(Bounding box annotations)
☆ ☆ ☆ ☆ ☆ ☆ ☆

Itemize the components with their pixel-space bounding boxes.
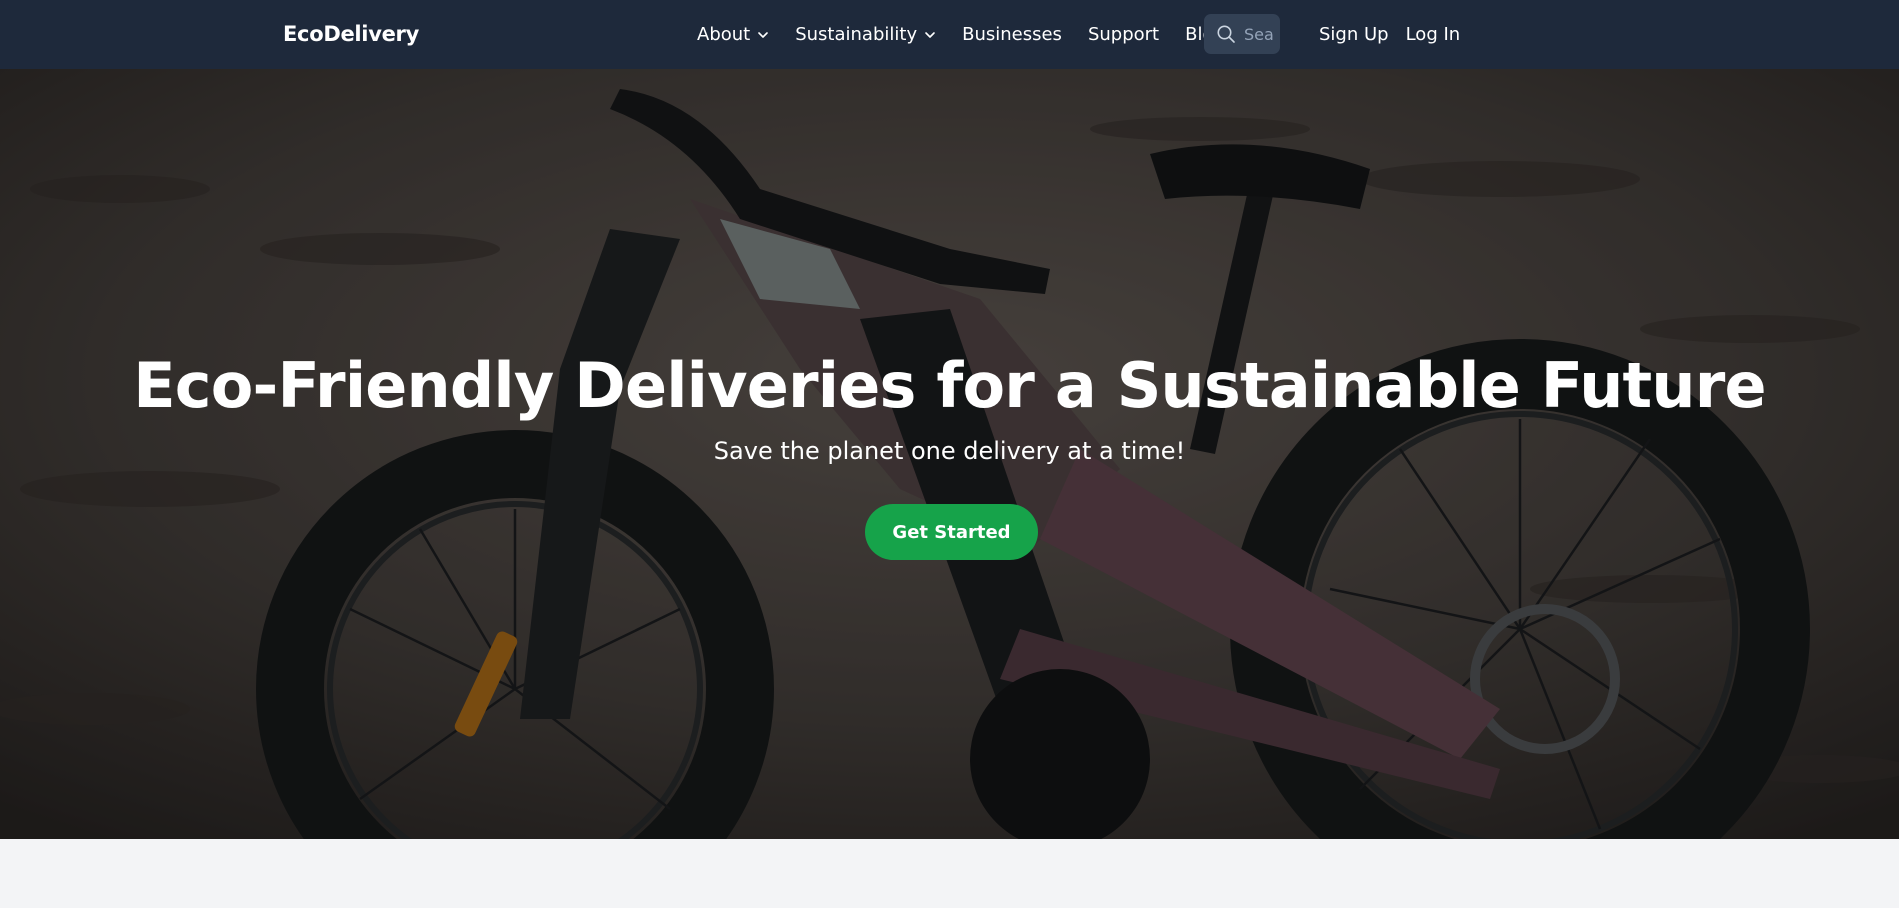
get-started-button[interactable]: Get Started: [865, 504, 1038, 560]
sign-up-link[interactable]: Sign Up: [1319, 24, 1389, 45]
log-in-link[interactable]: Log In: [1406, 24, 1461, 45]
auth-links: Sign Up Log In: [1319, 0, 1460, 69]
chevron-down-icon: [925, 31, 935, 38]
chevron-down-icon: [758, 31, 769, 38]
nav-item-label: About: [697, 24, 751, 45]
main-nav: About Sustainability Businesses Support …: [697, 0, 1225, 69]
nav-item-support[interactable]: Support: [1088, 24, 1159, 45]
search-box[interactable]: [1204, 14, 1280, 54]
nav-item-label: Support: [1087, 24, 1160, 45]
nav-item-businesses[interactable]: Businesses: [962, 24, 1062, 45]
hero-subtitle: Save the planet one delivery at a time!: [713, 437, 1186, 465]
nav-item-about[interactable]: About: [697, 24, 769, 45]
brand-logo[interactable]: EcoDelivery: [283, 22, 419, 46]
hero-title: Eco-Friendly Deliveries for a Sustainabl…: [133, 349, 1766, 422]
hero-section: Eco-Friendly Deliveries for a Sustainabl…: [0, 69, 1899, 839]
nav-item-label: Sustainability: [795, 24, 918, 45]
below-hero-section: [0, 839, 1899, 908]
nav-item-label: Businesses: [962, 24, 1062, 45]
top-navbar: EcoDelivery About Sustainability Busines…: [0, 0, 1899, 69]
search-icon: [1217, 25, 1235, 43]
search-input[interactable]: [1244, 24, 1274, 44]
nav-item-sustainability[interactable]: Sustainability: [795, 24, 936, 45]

☆ ☆ ☆ ☆ ☆ ☆ ☆

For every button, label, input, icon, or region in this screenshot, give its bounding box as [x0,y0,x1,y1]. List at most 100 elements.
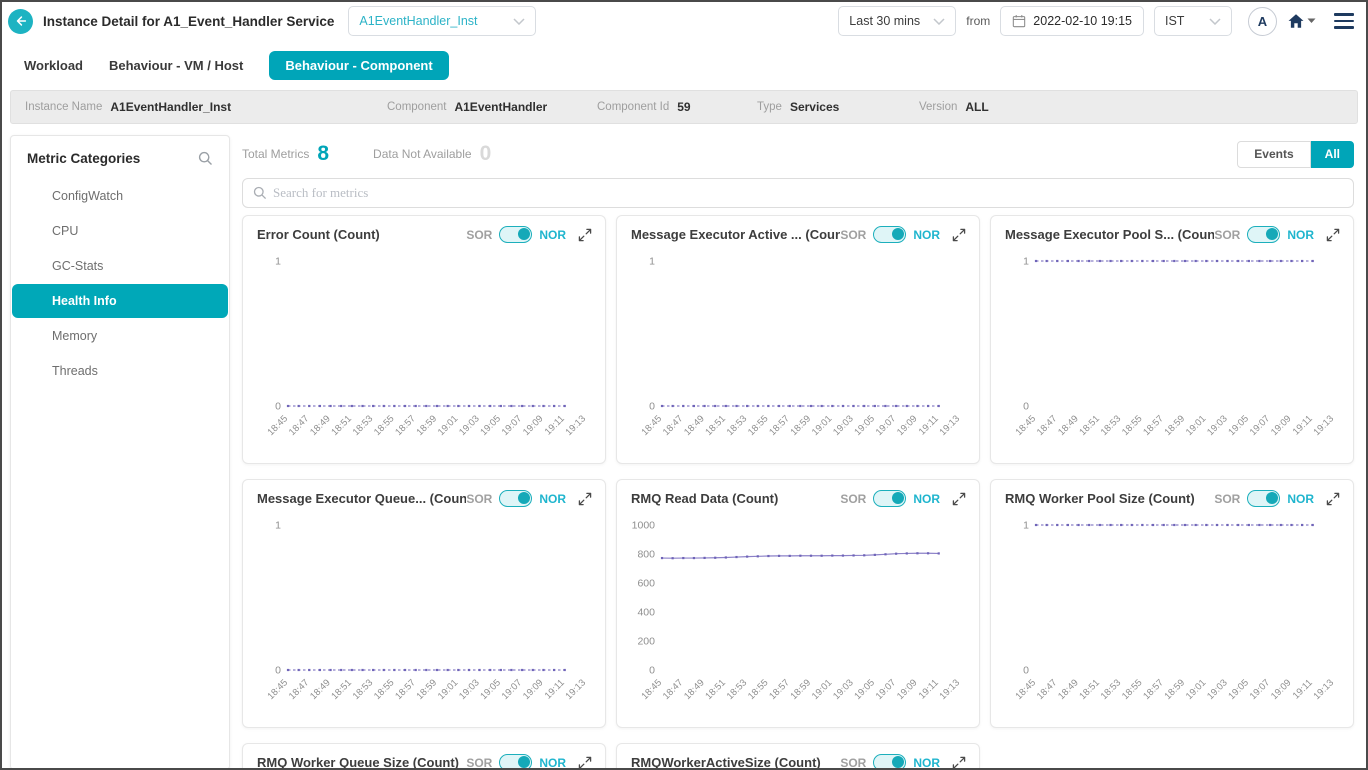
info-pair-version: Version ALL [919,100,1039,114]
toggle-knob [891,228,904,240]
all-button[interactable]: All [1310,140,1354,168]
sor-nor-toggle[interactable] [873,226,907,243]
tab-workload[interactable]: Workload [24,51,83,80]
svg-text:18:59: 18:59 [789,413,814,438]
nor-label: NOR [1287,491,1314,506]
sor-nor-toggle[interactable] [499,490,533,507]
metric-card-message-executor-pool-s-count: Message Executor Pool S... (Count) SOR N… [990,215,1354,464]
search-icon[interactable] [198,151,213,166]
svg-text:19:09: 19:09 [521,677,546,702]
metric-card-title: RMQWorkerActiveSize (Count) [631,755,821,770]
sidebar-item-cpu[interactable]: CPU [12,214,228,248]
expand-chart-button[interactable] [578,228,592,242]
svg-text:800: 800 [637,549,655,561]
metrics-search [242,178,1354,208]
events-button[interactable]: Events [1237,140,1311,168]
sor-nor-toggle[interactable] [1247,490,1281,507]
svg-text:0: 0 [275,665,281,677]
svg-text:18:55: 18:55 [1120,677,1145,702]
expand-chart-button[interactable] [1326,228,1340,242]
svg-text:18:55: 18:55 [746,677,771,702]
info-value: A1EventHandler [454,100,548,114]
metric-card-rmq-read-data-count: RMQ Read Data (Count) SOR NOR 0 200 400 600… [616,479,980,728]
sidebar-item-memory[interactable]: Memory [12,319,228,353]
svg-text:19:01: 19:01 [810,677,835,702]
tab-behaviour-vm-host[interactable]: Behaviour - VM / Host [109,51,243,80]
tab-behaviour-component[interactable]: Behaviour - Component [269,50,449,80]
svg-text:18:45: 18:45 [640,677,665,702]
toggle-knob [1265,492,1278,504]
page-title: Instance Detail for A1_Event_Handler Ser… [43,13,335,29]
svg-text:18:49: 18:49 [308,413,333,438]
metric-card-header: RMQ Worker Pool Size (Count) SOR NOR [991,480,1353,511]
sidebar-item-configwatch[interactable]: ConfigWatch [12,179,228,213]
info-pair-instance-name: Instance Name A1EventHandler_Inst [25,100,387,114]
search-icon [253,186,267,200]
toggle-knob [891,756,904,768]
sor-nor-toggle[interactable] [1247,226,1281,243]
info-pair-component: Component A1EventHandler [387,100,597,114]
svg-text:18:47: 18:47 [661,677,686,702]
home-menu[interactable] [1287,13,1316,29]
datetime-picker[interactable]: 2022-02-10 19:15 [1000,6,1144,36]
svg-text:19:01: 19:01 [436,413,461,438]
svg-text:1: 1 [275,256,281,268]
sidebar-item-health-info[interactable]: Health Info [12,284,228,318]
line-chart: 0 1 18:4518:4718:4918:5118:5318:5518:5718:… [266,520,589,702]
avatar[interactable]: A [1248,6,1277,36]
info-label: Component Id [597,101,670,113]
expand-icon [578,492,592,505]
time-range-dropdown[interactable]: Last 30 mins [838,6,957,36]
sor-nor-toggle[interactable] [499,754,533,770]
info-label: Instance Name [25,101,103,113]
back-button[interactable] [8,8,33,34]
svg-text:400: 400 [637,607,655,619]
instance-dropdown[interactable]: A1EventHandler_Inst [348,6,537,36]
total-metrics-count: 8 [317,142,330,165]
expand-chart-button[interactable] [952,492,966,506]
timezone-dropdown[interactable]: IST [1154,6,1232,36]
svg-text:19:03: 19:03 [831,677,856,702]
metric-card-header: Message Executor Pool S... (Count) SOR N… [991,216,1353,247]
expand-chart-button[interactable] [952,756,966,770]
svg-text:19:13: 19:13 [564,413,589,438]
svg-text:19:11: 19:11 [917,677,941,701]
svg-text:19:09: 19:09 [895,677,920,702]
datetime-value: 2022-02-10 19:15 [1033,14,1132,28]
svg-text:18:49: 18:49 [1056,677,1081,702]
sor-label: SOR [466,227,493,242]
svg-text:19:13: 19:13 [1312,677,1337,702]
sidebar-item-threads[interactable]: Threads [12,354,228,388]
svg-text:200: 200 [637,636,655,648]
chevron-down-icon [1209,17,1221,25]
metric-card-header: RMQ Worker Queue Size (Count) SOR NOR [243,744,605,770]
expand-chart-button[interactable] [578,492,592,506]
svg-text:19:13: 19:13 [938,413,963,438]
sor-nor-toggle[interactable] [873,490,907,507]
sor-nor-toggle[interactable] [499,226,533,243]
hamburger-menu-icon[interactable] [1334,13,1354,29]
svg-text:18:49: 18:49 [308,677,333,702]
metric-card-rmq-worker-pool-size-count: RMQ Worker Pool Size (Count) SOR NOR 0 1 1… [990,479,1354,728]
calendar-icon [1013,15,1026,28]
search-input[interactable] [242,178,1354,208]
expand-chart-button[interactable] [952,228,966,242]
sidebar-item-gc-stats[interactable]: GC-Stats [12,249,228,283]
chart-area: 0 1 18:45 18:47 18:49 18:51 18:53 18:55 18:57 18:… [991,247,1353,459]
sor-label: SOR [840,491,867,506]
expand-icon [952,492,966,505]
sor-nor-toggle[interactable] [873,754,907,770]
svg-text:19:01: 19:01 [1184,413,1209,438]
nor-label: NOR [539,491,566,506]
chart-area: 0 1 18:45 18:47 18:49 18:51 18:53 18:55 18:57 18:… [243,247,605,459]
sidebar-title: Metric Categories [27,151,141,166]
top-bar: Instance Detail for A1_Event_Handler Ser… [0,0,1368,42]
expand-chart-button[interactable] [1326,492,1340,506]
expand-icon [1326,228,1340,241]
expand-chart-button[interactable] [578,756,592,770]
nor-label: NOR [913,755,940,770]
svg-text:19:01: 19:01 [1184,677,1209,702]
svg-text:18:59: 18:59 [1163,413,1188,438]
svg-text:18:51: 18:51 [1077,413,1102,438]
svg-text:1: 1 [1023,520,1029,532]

☆ ☆ ☆ ☆ ☆ ☆ ☆

Copy the items from the line containing "info-pair-version: Version ALL" through the line containing "svg-text:800: 800 [637,549,655,561]", swapping "sor-nor-toggle" for "sor-nor-switch" and leaving everything else unchanged.

info-pair-version: Version ALL [919,100,1039,114]
toggle-knob [891,228,904,240]
all-button[interactable]: All [1310,140,1354,168]
sor-nor-switch[interactable] [873,226,907,243]
tab-workload[interactable]: Workload [24,51,83,80]
svg-text:18:59: 18:59 [789,413,814,438]
nor-label: NOR [1287,491,1314,506]
sor-nor-switch[interactable] [499,490,533,507]
metric-card-message-executor-pool-s-count: Message Executor Pool S... (Count) SOR N… [990,215,1354,464]
search-icon[interactable] [198,151,213,166]
svg-text:19:09: 19:09 [521,677,546,702]
metric-card-title: RMQWorkerActiveSize (Count) [631,755,821,770]
sidebar-item-cpu[interactable]: CPU [12,214,228,248]
expand-chart-button[interactable] [578,228,592,242]
svg-text:800: 800 [637,549,655,561]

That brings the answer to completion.